### What to work on
Retype all of the data exactly as given.

◇ ◇ ◇ ◇

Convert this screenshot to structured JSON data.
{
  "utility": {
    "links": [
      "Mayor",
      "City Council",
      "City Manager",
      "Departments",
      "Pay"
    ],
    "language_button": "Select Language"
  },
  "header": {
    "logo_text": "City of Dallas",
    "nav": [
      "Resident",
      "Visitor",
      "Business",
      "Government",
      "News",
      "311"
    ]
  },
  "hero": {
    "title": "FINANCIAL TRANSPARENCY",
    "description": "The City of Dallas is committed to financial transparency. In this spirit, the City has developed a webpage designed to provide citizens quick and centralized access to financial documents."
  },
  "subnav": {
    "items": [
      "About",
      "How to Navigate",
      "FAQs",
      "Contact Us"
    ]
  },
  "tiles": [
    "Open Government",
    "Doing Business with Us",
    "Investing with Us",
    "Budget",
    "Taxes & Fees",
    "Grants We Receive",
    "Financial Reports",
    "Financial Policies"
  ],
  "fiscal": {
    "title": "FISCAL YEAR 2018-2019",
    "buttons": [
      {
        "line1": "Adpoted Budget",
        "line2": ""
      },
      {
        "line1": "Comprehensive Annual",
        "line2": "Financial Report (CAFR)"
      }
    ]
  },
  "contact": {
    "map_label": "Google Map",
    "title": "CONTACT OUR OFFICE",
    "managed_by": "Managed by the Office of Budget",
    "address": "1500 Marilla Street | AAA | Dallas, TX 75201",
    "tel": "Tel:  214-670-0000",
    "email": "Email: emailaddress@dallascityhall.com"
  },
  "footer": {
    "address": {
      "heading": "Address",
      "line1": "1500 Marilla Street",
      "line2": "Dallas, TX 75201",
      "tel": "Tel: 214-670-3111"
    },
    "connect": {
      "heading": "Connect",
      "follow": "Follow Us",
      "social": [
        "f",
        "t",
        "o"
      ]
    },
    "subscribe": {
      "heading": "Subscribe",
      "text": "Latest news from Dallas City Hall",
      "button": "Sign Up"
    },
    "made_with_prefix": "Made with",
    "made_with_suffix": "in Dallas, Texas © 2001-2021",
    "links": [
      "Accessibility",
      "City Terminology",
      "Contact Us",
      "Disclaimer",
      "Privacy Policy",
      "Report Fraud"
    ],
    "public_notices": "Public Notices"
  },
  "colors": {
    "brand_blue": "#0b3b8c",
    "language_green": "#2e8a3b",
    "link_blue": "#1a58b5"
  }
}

◇ ◇ ◇ ◇

### Written answer
Convert this screenshot to structured JSON data.
{
  "utility": {
    "links": [
      "Mayor",
      "City Council",
      "City Manager",
      "Departments",
      "Pay"
    ],
    "language_button": "Select Language"
  },
  "header": {
    "logo_text": "City of Dallas",
    "nav": [
      "Resident",
      "Visitor",
      "Business",
      "Government",
      "News",
      "311"
    ]
  },
  "hero": {
    "title": "FINANCIAL TRANSPARENCY",
    "description": "The City of Dallas is committed to financial transparency. In this spirit, the City has developed a webpage designed to provide citizens quick and centralized access to financial documents."
  },
  "subnav": {
    "items": [
      "About",
      "How to Navigate",
      "FAQs",
      "Contact Us"
    ]
  },
  "tiles": [
    "Open Government",
    "Doing Business with Us",
    "Investing with Us",
    "Budget",
    "Taxes & Fees",
    "Grants We Receive",
    "Financial Reports",
    "Financial Policies"
  ],
  "fiscal": {
    "title": "FISCAL YEAR 2018-2019",
    "buttons": [
      {
        "line1": "Adpoted Budget",
        "line2": ""
      },
      {
        "line1": "Comprehensive Annual",
        "line2": "Financial Report (CAFR)"
      }
    ]
  },
  "contact": {
    "map_label": "Google Map",
    "title": "CONTACT OUR OFFICE",
    "managed_by": "Managed by the Office of Budget",
    "address": "1500 Marilla Street | AAA | Dallas, TX 75201",
    "tel": "Tel:  214-670-0000",
    "email": "Email: emailaddress@dallascityhall.com"
  },
  "footer": {
    "address": {
      "heading": "Address",
      "line1": "1500 Marilla Street",
      "line2": "Dallas, TX 75201",
      "tel": "Tel: 214-670-3111"
    },
    "connect": {
      "heading": "Connect",
      "follow": "Follow Us",
      "social": [
        "f",
        "t",
        "o"
      ]
    },
    "subscribe": {
      "heading": "Subscribe",
      "text": "Latest news from Dallas City Hall",
      "button": "Sign Up"
    },
    "made_with_prefix": "Made with",
    "made_with_suffix": "in Dallas, Texas © 2001-2021",
    "links": [
      "Accessibility",
      "City Terminology",
      "Contact Us",
      "Disclaimer",
      "Privacy Policy",
      "Report Fraud"
    ],
    "public_notices": "Public Notices"
  },
  "colors": {
    "brand_blue": "#0b3b8c",
    "language_green": "#2e8a3b",
    "link_blue": "#1a58b5"
  }
}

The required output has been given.